Items from a figure collection:
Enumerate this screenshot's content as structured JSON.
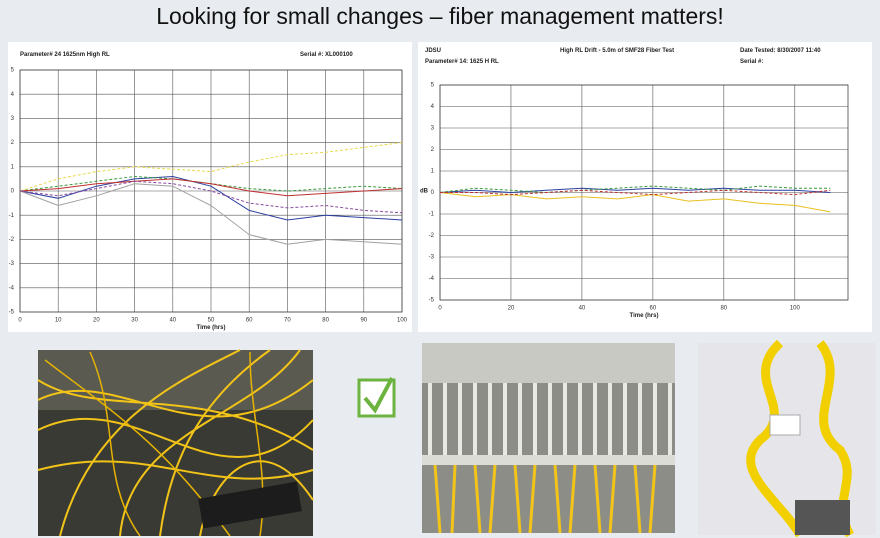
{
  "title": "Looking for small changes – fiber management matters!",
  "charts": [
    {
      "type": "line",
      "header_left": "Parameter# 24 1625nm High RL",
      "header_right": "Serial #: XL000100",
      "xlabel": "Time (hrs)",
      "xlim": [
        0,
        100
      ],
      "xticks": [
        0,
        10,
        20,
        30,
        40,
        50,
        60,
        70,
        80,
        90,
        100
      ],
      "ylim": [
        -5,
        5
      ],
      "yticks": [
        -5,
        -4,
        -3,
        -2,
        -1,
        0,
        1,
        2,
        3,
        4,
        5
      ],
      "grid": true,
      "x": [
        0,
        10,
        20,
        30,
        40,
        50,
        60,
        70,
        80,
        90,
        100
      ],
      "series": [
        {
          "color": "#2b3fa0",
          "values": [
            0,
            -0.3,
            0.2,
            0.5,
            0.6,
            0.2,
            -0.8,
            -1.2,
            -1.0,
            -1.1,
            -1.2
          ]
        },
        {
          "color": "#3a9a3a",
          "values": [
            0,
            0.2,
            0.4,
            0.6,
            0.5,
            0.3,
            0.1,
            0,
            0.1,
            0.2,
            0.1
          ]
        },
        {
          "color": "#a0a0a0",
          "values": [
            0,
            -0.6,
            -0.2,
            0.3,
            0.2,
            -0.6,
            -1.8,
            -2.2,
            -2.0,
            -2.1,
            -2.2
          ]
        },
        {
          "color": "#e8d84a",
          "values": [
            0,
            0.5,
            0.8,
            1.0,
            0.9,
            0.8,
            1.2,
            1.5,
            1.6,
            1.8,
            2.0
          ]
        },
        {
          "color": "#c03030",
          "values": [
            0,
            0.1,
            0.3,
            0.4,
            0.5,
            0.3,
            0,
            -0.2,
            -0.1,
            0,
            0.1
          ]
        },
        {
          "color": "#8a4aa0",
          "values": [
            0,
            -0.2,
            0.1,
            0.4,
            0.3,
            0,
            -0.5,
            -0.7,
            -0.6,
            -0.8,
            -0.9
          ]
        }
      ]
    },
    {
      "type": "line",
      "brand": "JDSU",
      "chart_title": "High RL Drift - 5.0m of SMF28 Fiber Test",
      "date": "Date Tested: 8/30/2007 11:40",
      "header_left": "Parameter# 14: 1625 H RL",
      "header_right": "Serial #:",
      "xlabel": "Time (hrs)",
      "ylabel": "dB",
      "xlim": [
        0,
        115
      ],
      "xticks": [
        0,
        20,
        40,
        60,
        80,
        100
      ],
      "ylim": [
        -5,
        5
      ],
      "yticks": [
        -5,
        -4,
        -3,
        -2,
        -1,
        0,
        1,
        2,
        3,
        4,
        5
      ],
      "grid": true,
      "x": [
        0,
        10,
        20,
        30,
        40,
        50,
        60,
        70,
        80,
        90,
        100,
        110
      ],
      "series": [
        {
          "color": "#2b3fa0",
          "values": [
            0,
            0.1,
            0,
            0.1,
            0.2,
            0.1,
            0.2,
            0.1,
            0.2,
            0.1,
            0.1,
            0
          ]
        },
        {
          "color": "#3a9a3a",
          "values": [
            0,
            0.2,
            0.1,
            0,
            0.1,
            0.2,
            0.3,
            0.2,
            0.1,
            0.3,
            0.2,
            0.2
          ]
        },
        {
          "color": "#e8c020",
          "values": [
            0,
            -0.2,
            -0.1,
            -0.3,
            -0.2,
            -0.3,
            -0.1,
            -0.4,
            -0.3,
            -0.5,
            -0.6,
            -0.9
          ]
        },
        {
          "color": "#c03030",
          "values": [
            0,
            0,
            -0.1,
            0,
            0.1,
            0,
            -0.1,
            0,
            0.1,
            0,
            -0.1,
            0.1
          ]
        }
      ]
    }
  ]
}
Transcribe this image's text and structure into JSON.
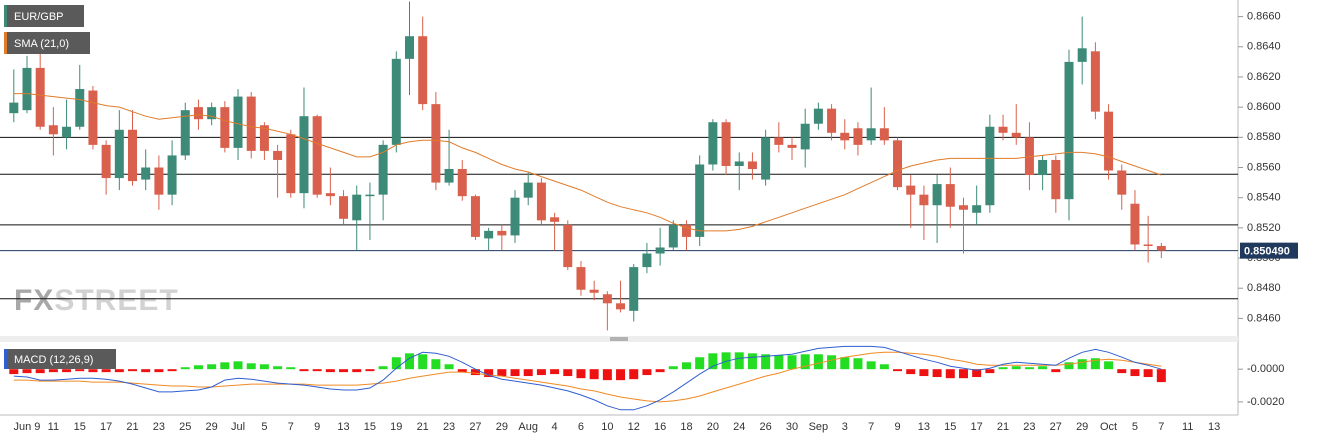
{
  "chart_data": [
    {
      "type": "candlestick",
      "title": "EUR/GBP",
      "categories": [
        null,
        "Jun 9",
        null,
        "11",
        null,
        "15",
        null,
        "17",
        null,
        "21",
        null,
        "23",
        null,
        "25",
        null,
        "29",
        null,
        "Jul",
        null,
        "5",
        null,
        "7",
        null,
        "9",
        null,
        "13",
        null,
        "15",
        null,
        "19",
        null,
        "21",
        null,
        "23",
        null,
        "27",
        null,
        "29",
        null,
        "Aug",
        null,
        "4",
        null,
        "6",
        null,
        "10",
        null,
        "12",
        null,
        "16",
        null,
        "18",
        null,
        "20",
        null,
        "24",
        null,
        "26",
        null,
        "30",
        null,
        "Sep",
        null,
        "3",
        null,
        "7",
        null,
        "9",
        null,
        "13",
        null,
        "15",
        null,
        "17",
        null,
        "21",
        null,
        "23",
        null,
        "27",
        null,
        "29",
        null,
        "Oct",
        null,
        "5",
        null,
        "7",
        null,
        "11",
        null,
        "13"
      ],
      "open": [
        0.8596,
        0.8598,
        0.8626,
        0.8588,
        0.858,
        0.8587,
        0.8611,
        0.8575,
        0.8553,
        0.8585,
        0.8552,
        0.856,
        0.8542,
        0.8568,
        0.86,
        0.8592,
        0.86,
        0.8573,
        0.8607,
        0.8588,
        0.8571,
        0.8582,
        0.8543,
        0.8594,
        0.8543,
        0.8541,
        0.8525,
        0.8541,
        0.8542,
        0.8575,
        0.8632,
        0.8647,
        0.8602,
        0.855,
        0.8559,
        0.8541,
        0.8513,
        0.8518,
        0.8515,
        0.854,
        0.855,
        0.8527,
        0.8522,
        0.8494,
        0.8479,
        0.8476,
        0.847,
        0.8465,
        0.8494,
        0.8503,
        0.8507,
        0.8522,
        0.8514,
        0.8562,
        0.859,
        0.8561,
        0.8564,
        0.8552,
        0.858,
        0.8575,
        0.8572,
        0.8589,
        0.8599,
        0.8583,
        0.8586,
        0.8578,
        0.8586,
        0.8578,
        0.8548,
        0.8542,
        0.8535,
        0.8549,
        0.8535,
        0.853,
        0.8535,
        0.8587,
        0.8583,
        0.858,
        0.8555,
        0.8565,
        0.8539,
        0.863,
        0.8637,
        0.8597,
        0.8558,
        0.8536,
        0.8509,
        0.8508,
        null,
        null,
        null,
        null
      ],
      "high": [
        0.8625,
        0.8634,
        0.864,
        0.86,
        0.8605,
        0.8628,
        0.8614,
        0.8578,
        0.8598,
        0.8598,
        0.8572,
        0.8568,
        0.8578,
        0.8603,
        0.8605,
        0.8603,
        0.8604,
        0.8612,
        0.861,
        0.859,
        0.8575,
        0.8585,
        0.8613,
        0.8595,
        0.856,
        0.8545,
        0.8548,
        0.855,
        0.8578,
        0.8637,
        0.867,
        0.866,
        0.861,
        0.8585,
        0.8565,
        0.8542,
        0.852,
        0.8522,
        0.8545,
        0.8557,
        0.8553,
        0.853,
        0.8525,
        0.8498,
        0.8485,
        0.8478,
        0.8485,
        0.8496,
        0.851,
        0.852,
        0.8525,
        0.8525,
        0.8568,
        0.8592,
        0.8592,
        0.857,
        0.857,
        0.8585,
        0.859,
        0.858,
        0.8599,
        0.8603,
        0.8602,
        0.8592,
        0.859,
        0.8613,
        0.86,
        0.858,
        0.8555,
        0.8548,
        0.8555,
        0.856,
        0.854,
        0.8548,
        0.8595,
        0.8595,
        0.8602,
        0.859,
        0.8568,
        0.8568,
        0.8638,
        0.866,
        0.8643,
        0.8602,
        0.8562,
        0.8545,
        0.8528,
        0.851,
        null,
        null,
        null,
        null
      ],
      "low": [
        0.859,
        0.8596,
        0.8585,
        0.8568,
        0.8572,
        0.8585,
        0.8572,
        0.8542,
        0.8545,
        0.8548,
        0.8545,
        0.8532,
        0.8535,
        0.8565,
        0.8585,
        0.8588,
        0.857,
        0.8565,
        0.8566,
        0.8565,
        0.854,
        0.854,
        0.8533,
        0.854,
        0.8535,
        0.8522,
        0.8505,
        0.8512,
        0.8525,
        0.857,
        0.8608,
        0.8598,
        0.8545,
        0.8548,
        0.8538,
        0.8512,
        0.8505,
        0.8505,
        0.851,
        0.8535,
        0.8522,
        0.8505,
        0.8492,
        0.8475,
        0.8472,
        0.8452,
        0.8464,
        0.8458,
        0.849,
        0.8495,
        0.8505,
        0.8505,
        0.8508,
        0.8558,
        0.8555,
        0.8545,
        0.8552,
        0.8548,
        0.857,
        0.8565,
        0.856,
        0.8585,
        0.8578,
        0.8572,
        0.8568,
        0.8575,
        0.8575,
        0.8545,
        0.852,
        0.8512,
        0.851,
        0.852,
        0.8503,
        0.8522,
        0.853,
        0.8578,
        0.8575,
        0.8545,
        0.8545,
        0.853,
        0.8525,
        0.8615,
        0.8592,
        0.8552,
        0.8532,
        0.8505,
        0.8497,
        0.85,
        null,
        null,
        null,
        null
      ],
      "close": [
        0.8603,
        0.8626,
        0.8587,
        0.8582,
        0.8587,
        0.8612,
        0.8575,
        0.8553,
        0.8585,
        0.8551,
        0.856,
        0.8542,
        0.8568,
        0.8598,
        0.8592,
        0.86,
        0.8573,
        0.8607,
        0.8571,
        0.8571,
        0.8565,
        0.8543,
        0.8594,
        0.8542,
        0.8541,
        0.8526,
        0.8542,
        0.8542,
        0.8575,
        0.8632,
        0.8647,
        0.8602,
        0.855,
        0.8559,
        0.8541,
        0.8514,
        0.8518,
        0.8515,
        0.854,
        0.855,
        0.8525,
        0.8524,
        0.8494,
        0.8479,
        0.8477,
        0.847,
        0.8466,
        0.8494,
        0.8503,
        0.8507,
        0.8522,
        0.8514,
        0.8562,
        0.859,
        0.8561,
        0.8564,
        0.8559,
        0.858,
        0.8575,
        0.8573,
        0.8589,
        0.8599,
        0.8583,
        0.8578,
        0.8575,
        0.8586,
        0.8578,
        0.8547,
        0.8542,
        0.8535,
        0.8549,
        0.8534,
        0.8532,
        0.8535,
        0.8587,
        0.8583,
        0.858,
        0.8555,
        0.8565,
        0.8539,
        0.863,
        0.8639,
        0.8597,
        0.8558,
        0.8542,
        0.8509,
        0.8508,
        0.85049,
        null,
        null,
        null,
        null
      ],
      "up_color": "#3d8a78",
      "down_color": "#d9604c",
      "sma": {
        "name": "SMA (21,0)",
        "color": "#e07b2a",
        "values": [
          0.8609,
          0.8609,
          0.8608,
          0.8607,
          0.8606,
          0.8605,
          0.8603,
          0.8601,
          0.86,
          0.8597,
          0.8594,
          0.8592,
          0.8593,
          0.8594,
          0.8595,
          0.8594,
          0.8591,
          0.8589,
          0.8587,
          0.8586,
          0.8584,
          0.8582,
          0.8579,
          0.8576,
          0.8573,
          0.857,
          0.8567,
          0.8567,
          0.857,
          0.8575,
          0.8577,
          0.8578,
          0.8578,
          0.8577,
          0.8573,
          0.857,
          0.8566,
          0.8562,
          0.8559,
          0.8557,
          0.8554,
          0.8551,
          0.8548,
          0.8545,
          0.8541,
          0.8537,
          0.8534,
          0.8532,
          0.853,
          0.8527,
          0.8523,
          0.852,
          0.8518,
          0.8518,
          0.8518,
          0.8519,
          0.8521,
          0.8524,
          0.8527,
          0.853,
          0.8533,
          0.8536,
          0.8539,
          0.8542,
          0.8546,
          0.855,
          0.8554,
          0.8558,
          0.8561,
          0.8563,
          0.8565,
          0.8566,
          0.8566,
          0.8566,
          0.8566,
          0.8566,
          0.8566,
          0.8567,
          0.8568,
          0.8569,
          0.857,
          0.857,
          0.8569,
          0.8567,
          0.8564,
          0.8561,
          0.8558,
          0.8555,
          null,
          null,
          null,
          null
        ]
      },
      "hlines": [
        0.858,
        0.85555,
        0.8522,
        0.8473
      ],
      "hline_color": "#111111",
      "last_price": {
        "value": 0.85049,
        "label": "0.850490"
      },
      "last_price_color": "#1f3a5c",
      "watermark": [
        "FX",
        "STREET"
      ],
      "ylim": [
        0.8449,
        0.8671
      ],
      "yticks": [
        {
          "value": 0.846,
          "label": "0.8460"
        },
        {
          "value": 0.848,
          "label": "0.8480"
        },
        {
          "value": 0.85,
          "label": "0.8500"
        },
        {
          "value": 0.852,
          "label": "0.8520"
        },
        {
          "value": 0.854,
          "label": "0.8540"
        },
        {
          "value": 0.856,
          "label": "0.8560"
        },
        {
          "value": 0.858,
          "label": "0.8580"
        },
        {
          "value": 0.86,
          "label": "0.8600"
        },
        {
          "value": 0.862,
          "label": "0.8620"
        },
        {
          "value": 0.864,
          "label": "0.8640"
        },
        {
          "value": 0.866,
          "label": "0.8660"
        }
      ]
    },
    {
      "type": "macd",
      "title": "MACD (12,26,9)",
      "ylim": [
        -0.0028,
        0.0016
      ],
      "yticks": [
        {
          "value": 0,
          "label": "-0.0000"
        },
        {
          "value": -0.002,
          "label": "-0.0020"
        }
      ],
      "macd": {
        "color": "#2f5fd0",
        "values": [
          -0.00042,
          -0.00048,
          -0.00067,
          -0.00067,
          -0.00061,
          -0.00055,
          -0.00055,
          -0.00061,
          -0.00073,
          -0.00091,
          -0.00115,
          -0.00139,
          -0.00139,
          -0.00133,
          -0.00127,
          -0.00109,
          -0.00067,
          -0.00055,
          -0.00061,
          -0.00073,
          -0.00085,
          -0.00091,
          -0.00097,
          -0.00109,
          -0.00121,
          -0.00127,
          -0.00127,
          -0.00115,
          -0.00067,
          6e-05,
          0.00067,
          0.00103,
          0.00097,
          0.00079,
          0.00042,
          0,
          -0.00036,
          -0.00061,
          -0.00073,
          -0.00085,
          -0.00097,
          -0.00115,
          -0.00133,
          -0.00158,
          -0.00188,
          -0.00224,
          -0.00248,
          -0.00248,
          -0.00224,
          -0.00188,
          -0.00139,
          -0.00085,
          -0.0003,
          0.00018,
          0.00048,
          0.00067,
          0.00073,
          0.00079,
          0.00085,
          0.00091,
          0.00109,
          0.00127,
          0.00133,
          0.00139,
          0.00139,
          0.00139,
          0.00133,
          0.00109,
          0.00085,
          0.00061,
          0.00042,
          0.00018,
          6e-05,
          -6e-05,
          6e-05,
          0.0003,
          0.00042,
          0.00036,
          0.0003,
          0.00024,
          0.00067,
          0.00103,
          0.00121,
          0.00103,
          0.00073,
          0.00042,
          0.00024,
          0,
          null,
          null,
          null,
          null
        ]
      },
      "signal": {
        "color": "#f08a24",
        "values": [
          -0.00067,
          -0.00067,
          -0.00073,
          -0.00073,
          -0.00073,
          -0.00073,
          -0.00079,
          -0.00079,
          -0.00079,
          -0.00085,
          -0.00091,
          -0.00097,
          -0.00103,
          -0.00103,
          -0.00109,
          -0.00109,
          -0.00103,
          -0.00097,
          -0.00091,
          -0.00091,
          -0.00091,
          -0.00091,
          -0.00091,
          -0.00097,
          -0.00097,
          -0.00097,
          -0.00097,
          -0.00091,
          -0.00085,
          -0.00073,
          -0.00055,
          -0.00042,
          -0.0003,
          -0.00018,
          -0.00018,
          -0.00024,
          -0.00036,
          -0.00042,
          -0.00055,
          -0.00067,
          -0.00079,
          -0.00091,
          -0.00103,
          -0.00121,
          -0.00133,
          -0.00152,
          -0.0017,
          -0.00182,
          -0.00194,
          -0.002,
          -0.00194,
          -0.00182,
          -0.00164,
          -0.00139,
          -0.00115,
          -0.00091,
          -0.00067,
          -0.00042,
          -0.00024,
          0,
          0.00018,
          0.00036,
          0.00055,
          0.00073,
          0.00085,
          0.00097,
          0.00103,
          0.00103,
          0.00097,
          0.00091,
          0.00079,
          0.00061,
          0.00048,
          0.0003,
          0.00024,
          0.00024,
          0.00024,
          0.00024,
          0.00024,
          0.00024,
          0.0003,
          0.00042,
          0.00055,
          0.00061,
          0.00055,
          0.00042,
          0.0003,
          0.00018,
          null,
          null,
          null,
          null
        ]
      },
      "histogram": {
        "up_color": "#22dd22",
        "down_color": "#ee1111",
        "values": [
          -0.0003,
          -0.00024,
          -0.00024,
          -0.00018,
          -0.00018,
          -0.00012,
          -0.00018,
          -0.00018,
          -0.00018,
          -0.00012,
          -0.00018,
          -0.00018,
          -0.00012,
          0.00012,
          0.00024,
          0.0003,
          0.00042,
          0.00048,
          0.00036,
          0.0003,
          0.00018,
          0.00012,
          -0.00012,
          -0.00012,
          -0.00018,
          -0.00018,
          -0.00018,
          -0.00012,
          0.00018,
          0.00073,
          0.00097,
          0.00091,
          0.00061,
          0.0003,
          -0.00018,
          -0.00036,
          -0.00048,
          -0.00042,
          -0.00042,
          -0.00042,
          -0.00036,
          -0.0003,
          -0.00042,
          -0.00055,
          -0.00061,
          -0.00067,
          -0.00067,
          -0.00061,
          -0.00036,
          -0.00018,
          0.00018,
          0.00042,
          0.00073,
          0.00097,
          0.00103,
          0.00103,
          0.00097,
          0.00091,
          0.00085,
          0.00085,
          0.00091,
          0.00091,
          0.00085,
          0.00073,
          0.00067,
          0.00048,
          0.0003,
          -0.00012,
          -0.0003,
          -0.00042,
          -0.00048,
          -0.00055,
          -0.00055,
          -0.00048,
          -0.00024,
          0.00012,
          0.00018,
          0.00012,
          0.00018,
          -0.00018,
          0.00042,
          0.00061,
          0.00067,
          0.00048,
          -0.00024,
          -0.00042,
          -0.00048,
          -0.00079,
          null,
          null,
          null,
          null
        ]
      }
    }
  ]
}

WHAT THE TASK ASKS —
Above is a listing; report how many of its lines include the word "Serial", giving the number only.

FULL RESPONSE —
2